#### TASK DIRECTIONS:
Below are some entries. Return exactly the lines from the one with "What data populates" through the final line, leaving out any pictures.

#### SUPPLIED RECORDS:

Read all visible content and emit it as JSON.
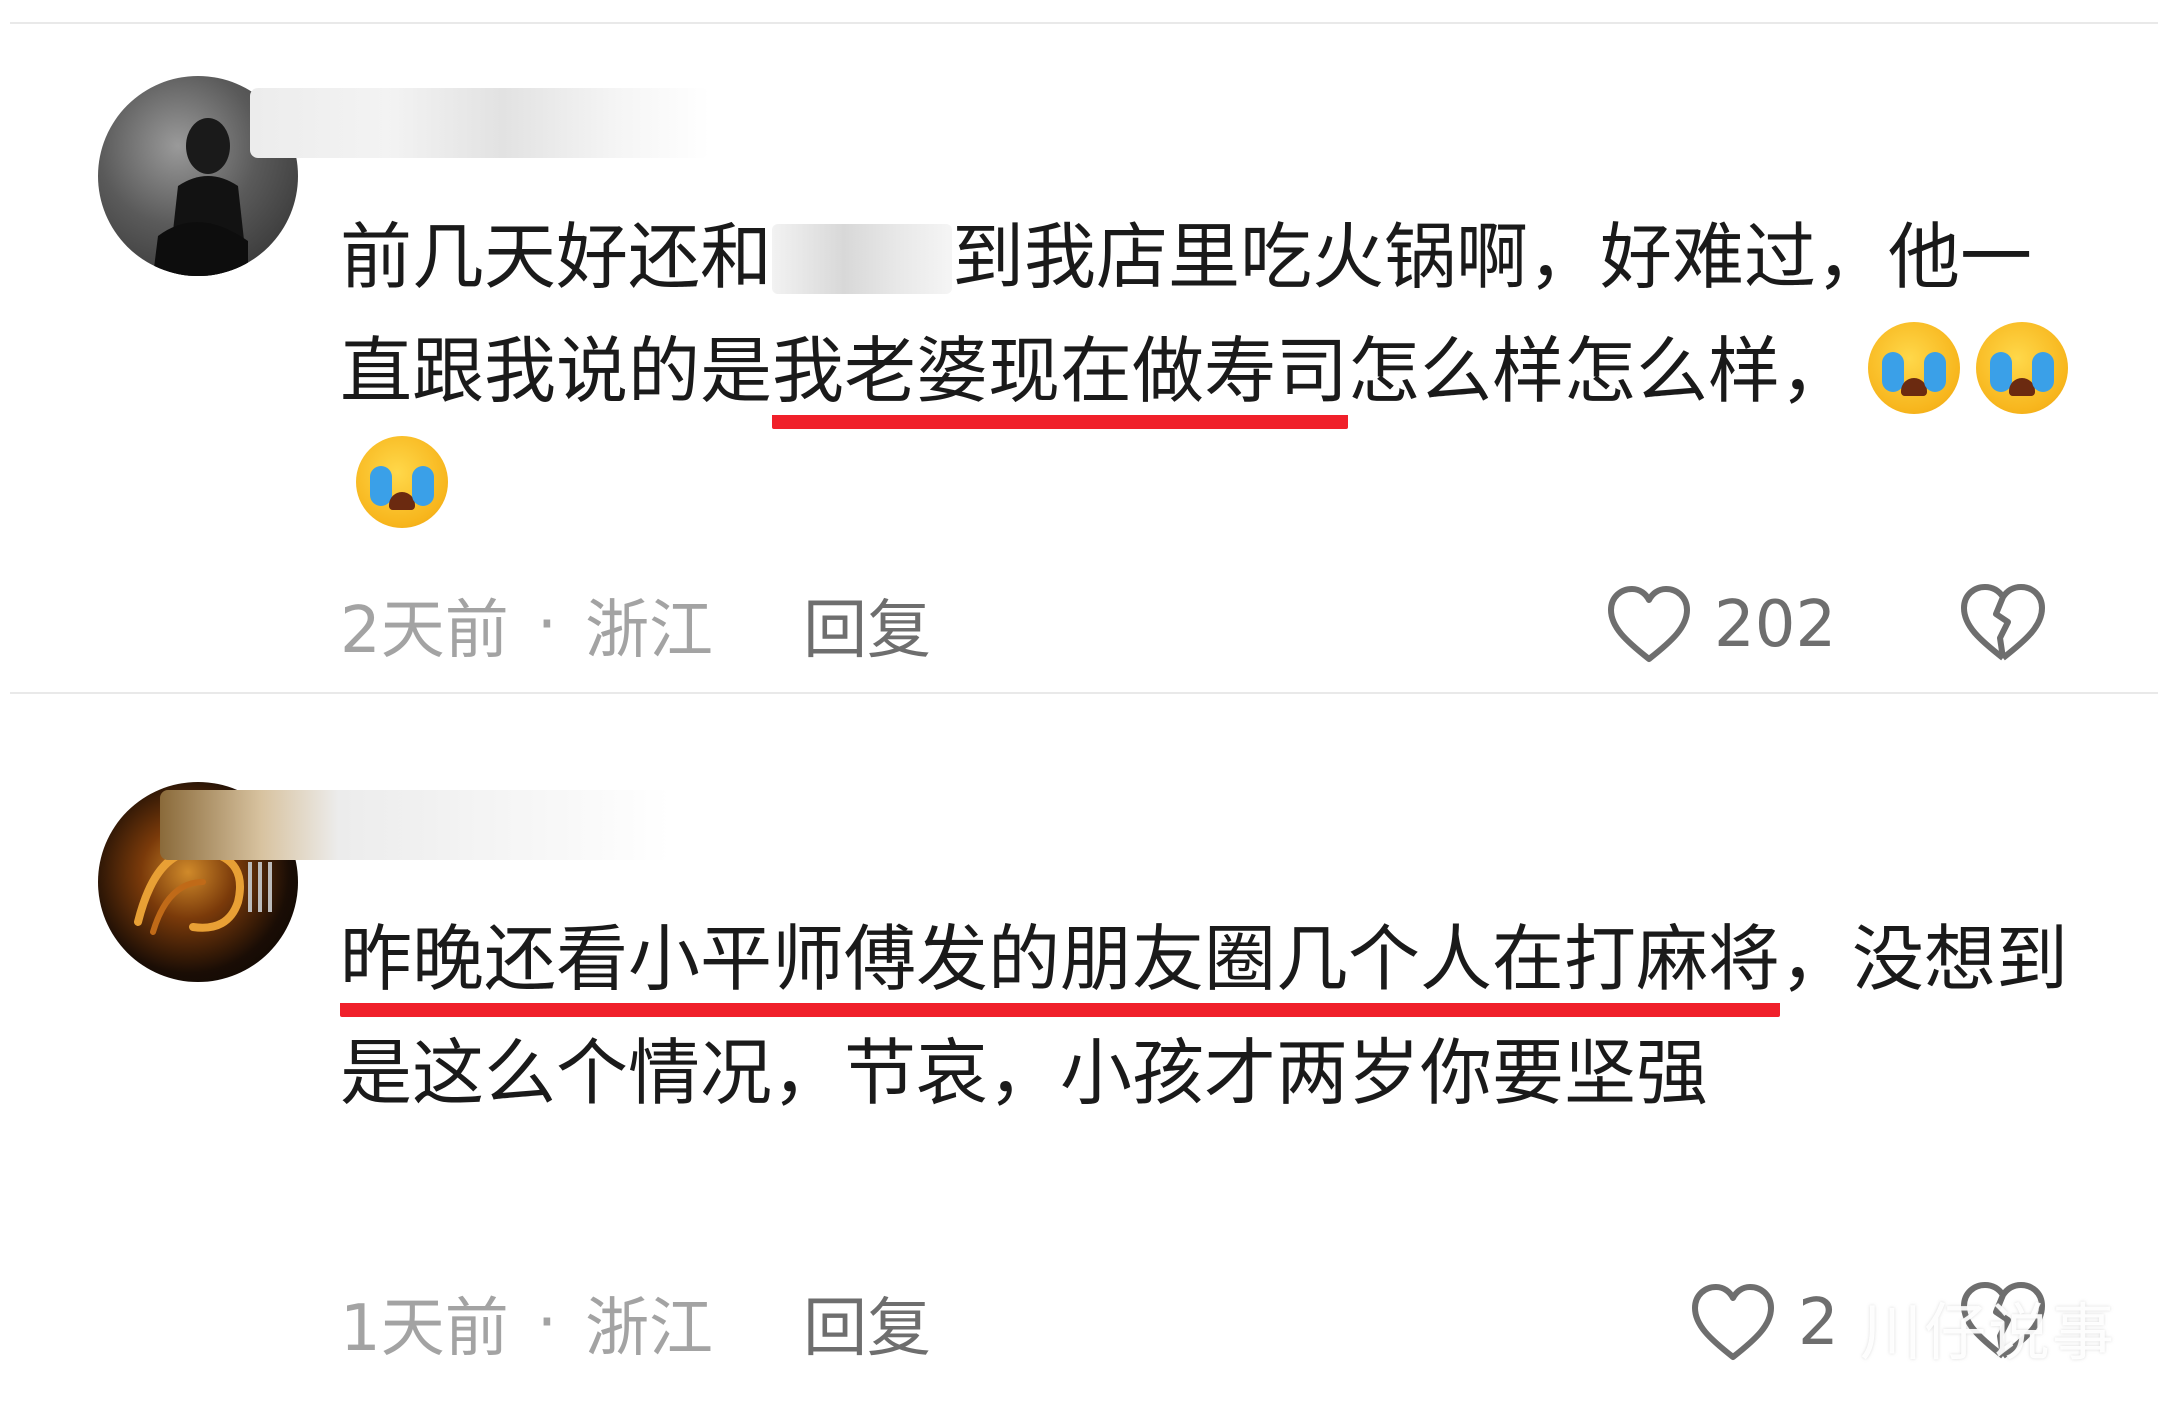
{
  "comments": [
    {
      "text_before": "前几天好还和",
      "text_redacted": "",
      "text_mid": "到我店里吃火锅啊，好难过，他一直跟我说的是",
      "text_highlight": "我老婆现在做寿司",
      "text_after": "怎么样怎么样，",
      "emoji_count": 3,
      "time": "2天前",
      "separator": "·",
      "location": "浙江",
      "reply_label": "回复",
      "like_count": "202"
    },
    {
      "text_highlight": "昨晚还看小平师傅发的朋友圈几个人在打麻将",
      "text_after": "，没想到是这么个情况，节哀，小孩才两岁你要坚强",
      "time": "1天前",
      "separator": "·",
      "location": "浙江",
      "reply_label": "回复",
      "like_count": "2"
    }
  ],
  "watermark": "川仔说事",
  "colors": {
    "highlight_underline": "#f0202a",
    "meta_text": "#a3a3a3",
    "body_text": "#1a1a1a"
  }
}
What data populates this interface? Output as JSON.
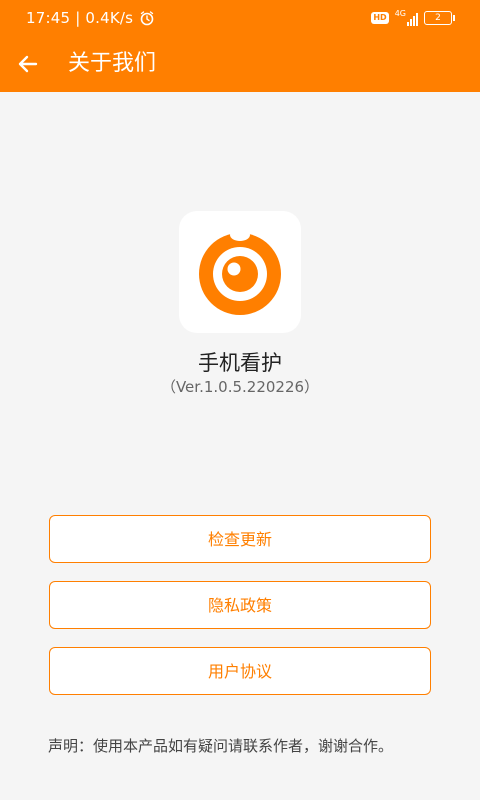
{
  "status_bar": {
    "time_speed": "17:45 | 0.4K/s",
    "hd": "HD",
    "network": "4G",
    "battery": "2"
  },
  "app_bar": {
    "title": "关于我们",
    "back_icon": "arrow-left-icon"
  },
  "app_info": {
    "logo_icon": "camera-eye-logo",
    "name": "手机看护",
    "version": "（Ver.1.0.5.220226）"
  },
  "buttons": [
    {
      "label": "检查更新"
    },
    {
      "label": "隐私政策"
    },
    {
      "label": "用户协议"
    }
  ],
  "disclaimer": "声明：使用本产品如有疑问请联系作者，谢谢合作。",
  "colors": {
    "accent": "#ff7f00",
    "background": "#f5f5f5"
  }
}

#### COMPLETE RESPONSE:
What data populates this interface? Output as JSON.
{
  "status_bar": {
    "time_speed": "17:45 | 0.4K/s",
    "hd": "HD",
    "network": "4G",
    "battery": "2"
  },
  "app_bar": {
    "title": "关于我们",
    "back_icon": "arrow-left-icon"
  },
  "app_info": {
    "logo_icon": "camera-eye-logo",
    "name": "手机看护",
    "version": "（Ver.1.0.5.220226）"
  },
  "buttons": [
    {
      "label": "检查更新"
    },
    {
      "label": "隐私政策"
    },
    {
      "label": "用户协议"
    }
  ],
  "disclaimer": "声明：使用本产品如有疑问请联系作者，谢谢合作。",
  "colors": {
    "accent": "#ff7f00",
    "background": "#f5f5f5"
  }
}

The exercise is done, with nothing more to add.